• [EXERCISE AIM]: Leave out the pictures and reproduce all of the data exactly.

>> begin

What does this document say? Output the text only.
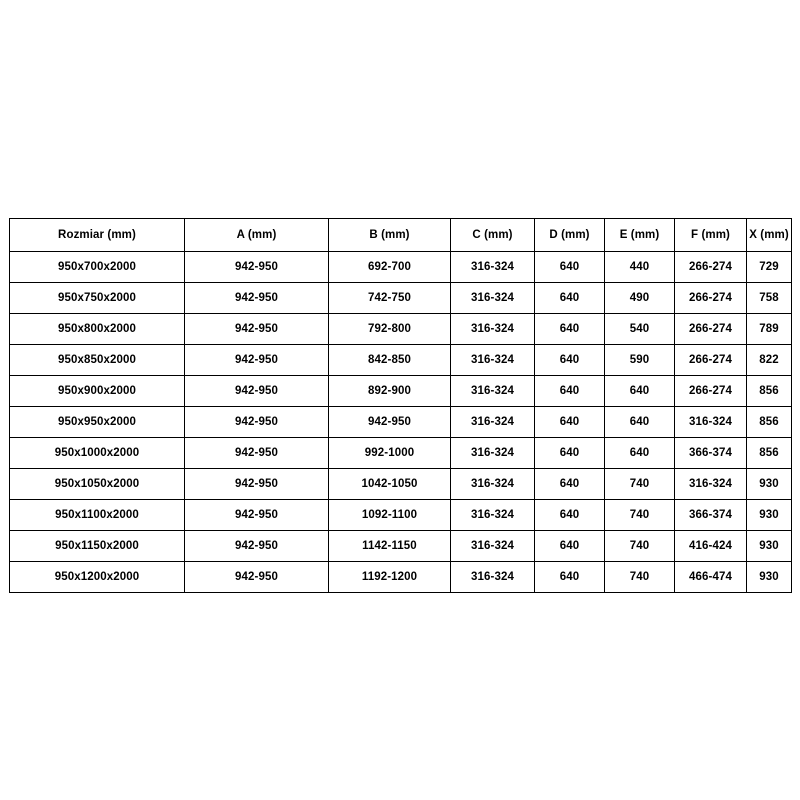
Rozmiar (mm)	A (mm)	B (mm)	C (mm)	D (mm)	E (mm)	F (mm)	X (mm)
950x700x2000	942-950	692-700	316-324	640	440	266-274	729
950x750x2000	942-950	742-750	316-324	640	490	266-274	758
950x800x2000	942-950	792-800	316-324	640	540	266-274	789
950x850x2000	942-950	842-850	316-324	640	590	266-274	822
950x900x2000	942-950	892-900	316-324	640	640	266-274	856
950x950x2000	942-950	942-950	316-324	640	640	316-324	856
950x1000x2000	942-950	992-1000	316-324	640	640	366-374	856
950x1050x2000	942-950	1042-1050	316-324	640	740	316-324	930
950x1100x2000	942-950	1092-1100	316-324	640	740	366-374	930
950x1150x2000	942-950	1142-1150	316-324	640	740	416-424	930
950x1200x2000	942-950	1192-1200	316-324	640	740	466-474	930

>> end

• [SOLUTION BELOW]:
What does this document say? Output the text only.
Rozmiar (mm)	A (mm)	B (mm)	C (mm)	D (mm)	E (mm)	F (mm)	X (mm)
950x700x2000	942-950	692-700	316-324	640	440	266-274	729
950x750x2000	942-950	742-750	316-324	640	490	266-274	758
950x800x2000	942-950	792-800	316-324	640	540	266-274	789
950x850x2000	942-950	842-850	316-324	640	590	266-274	822
950x900x2000	942-950	892-900	316-324	640	640	266-274	856
950x950x2000	942-950	942-950	316-324	640	640	316-324	856
950x1000x2000	942-950	992-1000	316-324	640	640	366-374	856
950x1050x2000	942-950	1042-1050	316-324	640	740	316-324	930
950x1100x2000	942-950	1092-1100	316-324	640	740	366-374	930
950x1150x2000	942-950	1142-1150	316-324	640	740	416-424	930
950x1200x2000	942-950	1192-1200	316-324	640	740	466-474	930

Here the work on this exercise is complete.